== Task goal ==
Each record must be retyped in full. No character may differ.

## BEGIN Entries supplied

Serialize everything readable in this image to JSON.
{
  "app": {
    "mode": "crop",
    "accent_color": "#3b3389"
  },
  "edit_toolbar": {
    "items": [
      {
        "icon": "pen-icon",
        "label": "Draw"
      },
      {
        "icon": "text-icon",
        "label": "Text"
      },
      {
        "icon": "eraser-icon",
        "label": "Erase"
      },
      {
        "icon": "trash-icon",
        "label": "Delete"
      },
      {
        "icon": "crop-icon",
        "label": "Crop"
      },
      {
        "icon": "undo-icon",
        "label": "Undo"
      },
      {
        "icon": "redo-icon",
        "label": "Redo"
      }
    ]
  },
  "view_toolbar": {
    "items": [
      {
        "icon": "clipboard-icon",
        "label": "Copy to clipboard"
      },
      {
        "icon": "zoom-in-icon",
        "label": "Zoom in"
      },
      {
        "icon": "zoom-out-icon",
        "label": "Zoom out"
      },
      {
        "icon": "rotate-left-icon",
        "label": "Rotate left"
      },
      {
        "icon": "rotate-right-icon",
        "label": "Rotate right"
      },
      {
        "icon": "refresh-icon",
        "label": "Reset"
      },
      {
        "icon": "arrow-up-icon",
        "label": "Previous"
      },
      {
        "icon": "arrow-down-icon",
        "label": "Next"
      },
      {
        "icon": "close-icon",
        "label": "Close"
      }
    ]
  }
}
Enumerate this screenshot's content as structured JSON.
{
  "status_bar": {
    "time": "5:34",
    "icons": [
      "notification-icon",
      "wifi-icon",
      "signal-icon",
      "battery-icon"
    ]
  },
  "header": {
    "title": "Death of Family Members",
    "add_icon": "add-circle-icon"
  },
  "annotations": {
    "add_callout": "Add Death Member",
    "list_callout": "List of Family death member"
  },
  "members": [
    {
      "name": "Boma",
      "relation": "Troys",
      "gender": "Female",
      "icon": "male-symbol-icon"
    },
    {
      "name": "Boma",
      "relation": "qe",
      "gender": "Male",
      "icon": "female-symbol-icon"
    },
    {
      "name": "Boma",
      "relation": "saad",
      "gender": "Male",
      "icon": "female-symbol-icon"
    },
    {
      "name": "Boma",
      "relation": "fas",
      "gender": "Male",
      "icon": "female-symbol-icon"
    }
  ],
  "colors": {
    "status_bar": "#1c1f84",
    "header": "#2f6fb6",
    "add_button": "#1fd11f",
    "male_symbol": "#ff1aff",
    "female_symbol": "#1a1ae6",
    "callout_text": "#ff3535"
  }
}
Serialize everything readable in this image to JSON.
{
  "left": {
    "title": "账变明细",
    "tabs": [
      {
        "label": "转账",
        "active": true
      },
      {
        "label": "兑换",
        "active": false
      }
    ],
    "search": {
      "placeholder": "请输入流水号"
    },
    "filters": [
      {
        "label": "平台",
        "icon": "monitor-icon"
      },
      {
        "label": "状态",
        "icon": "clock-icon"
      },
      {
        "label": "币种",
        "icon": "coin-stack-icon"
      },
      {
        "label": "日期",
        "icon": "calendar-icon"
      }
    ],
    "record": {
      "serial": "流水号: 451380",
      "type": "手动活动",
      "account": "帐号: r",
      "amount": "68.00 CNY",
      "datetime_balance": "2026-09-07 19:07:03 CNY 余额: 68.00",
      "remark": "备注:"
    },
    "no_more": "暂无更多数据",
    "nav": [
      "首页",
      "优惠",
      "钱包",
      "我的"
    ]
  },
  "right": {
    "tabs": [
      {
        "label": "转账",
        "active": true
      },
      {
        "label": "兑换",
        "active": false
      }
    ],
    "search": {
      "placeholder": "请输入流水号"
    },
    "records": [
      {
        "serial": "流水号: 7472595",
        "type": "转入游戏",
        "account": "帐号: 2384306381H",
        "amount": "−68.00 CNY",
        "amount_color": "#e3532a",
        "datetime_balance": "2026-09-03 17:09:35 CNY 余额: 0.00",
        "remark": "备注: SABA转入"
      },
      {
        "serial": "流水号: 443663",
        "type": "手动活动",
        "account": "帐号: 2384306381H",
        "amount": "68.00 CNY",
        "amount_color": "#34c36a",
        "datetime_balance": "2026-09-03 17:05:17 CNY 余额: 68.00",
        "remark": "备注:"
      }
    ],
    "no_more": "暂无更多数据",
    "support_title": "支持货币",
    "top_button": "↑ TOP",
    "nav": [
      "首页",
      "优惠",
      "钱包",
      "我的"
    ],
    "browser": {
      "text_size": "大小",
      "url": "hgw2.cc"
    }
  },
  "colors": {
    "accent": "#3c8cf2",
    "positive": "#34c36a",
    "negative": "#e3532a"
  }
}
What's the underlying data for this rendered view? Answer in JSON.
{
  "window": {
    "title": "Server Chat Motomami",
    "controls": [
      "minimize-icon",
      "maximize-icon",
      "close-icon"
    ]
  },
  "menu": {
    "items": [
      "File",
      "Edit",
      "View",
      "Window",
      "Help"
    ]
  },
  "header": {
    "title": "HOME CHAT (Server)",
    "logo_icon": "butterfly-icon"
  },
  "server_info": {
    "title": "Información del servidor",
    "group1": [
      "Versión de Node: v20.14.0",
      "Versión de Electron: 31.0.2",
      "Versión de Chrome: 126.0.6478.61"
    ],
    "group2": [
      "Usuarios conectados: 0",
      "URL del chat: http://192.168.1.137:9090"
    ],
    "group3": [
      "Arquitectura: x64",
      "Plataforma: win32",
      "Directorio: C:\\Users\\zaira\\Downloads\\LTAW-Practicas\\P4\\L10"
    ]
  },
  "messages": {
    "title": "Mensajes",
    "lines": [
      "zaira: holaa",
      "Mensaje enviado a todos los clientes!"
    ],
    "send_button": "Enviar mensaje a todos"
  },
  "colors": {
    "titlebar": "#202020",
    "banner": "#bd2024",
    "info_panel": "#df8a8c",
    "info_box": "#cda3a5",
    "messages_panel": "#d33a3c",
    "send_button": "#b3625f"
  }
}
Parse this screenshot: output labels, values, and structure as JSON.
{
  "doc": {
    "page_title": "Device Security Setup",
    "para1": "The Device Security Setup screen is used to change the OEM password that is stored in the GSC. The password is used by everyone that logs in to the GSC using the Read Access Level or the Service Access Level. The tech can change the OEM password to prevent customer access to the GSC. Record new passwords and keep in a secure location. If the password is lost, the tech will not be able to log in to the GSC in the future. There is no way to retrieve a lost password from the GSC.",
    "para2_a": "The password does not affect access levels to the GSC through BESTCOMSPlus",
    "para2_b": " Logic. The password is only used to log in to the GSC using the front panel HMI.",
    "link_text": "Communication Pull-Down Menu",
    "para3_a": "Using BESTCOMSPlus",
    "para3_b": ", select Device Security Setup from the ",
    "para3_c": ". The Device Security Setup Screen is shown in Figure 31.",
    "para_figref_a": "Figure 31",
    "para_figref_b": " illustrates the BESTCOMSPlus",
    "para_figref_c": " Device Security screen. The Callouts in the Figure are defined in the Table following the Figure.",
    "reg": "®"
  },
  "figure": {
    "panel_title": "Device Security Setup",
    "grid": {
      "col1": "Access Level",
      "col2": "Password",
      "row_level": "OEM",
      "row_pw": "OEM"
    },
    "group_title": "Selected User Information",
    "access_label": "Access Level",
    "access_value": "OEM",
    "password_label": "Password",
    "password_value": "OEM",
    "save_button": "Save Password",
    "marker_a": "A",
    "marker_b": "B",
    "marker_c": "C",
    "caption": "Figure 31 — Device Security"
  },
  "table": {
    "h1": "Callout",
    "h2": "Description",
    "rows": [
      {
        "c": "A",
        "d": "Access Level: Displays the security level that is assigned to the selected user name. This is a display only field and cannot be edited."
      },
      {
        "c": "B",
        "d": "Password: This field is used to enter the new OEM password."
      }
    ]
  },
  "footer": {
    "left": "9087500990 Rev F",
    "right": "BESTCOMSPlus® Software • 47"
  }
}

## END Entries supplied

== Task output ==
Serialize everything readable in this image to JSON.
{
  "app": {
    "mode": "crop",
    "accent_color": "#3b3389"
  },
  "edit_toolbar": {
    "items": [
      {
        "icon": "pen-icon",
        "label": "Draw"
      },
      {
        "icon": "text-icon",
        "label": "Text"
      },
      {
        "icon": "eraser-icon",
        "label": "Erase"
      },
      {
        "icon": "trash-icon",
        "label": "Delete"
      },
      {
        "icon": "crop-icon",
        "label": "Crop"
      },
      {
        "icon": "undo-icon",
        "label": "Undo"
      },
      {
        "icon": "redo-icon",
        "label": "Redo"
      }
    ]
  },
  "view_toolbar": {
    "items": [
      {
        "icon": "clipboard-icon",
        "label": "Copy to clipboard"
      },
      {
        "icon": "zoom-in-icon",
        "label": "Zoom in"
      },
      {
        "icon": "zoom-out-icon",
        "label": "Zoom out"
      },
      {
        "icon": "rotate-left-icon",
        "label": "Rotate left"
      },
      {
        "icon": "rotate-right-icon",
        "label": "Rotate right"
      },
      {
        "icon": "refresh-icon",
        "label": "Reset"
      },
      {
        "icon": "arrow-up-icon",
        "label": "Previous"
      },
      {
        "icon": "arrow-down-icon",
        "label": "Next"
      },
      {
        "icon": "close-icon",
        "label": "Close"
      }
    ]
  }
}
Enumerate this screenshot's content as structured JSON.
{
  "status_bar": {
    "time": "5:34",
    "icons": [
      "notification-icon",
      "wifi-icon",
      "signal-icon",
      "battery-icon"
    ]
  },
  "header": {
    "title": "Death of Family Members",
    "add_icon": "add-circle-icon"
  },
  "annotations": {
    "add_callout": "Add Death Member",
    "list_callout": "List of Family death member"
  },
  "members": [
    {
      "name": "Boma",
      "relation": "Troys",
      "gender": "Female",
      "icon": "male-symbol-icon"
    },
    {
      "name": "Boma",
      "relation": "qe",
      "gender": "Male",
      "icon": "female-symbol-icon"
    },
    {
      "name": "Boma",
      "relation": "saad",
      "gender": "Male",
      "icon": "female-symbol-icon"
    },
    {
      "name": "Boma",
      "relation": "fas",
      "gender": "Male",
      "icon": "female-symbol-icon"
    }
  ],
  "colors": {
    "status_bar": "#1c1f84",
    "header": "#2f6fb6",
    "add_button": "#1fd11f",
    "male_symbol": "#ff1aff",
    "female_symbol": "#1a1ae6",
    "callout_text": "#ff3535"
  }
}
Serialize everything readable in this image to JSON.
{
  "left": {
    "title": "账变明细",
    "tabs": [
      {
        "label": "转账",
        "active": true
      },
      {
        "label": "兑换",
        "active": false
      }
    ],
    "search": {
      "placeholder": "请输入流水号"
    },
    "filters": [
      {
        "label": "平台",
        "icon": "monitor-icon"
      },
      {
        "label": "状态",
        "icon": "clock-icon"
      },
      {
        "label": "币种",
        "icon": "coin-stack-icon"
      },
      {
        "label": "日期",
        "icon": "calendar-icon"
      }
    ],
    "record": {
      "serial": "流水号: 451380",
      "type": "手动活动",
      "account": "帐号: r",
      "amount": "68.00 CNY",
      "datetime_balance": "2026-09-07 19:07:03 CNY 余额: 68.00",
      "remark": "备注:"
    },
    "no_more": "暂无更多数据",
    "nav": [
      "首页",
      "优惠",
      "钱包",
      "我的"
    ]
  },
  "right": {
    "tabs": [
      {
        "label": "转账",
        "active": true
      },
      {
        "label": "兑换",
        "active": false
      }
    ],
    "search": {
      "placeholder": "请输入流水号"
    },
    "records": [
      {
        "serial": "流水号: 7472595",
        "type": "转入游戏",
        "account": "帐号: 2384306381H",
        "amount": "−68.00 CNY",
        "amount_color": "#e3532a",
        "datetime_balance": "2026-09-03 17:09:35 CNY 余额: 0.00",
        "remark": "备注: SABA转入"
      },
      {
        "serial": "流水号: 443663",
        "type": "手动活动",
        "account": "帐号: 2384306381H",
        "amount": "68.00 CNY",
        "amount_color": "#34c36a",
        "datetime_balance": "2026-09-03 17:05:17 CNY 余额: 68.00",
        "remark": "备注:"
      }
    ],
    "no_more": "暂无更多数据",
    "support_title": "支持货币",
    "top_button": "↑ TOP",
    "nav": [
      "首页",
      "优惠",
      "钱包",
      "我的"
    ],
    "browser": {
      "text_size": "大小",
      "url": "hgw2.cc"
    }
  },
  "colors": {
    "accent": "#3c8cf2",
    "positive": "#34c36a",
    "negative": "#e3532a"
  }
}
What's the underlying data for this rendered view? Answer in JSON.
{
  "window": {
    "title": "Server Chat Motomami",
    "controls": [
      "minimize-icon",
      "maximize-icon",
      "close-icon"
    ]
  },
  "menu": {
    "items": [
      "File",
      "Edit",
      "View",
      "Window",
      "Help"
    ]
  },
  "header": {
    "title": "HOME CHAT (Server)",
    "logo_icon": "butterfly-icon"
  },
  "server_info": {
    "title": "Información del servidor",
    "group1": [
      "Versión de Node: v20.14.0",
      "Versión de Electron: 31.0.2",
      "Versión de Chrome: 126.0.6478.61"
    ],
    "group2": [
      "Usuarios conectados: 0",
      "URL del chat: http://192.168.1.137:9090"
    ],
    "group3": [
      "Arquitectura: x64",
      "Plataforma: win32",
      "Directorio: C:\\Users\\zaira\\Downloads\\LTAW-Practicas\\P4\\L10"
    ]
  },
  "messages": {
    "title": "Mensajes",
    "lines": [
      "zaira: holaa",
      "Mensaje enviado a todos los clientes!"
    ],
    "send_button": "Enviar mensaje a todos"
  },
  "colors": {
    "titlebar": "#202020",
    "banner": "#bd2024",
    "info_panel": "#df8a8c",
    "info_box": "#cda3a5",
    "messages_panel": "#d33a3c",
    "send_button": "#b3625f"
  }
}
Parse this screenshot: output labels, values, and structure as JSON.
{
  "doc": {
    "page_title": "Device Security Setup",
    "para1": "The Device Security Setup screen is used to change the OEM password that is stored in the GSC. The password is used by everyone that logs in to the GSC using the Read Access Level or the Service Access Level. The tech can change the OEM password to prevent customer access to the GSC. Record new passwords and keep in a secure location. If the password is lost, the tech will not be able to log in to the GSC in the future. There is no way to retrieve a lost password from the GSC.",
    "para2_a": "The password does not affect access levels to the GSC through BESTCOMSPlus",
    "para2_b": " Logic. The password is only used to log in to the GSC using the front panel HMI.",
    "link_text": "Communication Pull-Down Menu",
    "para3_a": "Using BESTCOMSPlus",
    "para3_b": ", select Device Security Setup from the ",
    "para3_c": ". The Device Security Setup Screen is shown in Figure 31.",
    "para_figref_a": "Figure 31",
    "para_figref_b": " illustrates the BESTCOMSPlus",
    "para_figref_c": " Device Security screen. The Callouts in the Figure are defined in the Table following the Figure.",
    "reg": "®"
  },
  "figure": {
    "panel_title": "Device Security Setup",
    "grid": {
      "col1": "Access Level",
      "col2": "Password",
      "row_level": "OEM",
      "row_pw": "OEM"
    },
    "group_title": "Selected User Information",
    "access_label": "Access Level",
    "access_value": "OEM",
    "password_label": "Password",
    "password_value": "OEM",
    "save_button": "Save Password",
    "marker_a": "A",
    "marker_b": "B",
    "marker_c": "C",
    "caption": "Figure 31 — Device Security"
  },
  "table": {
    "h1": "Callout",
    "h2": "Description",
    "rows": [
      {
        "c": "A",
        "d": "Access Level: Displays the security level that is assigned to the selected user name. This is a display only field and cannot be edited."
      },
      {
        "c": "B",
        "d": "Password: This field is used to enter the new OEM password."
      }
    ]
  },
  "footer": {
    "left": "9087500990 Rev F",
    "right": "BESTCOMSPlus® Software • 47"
  }
}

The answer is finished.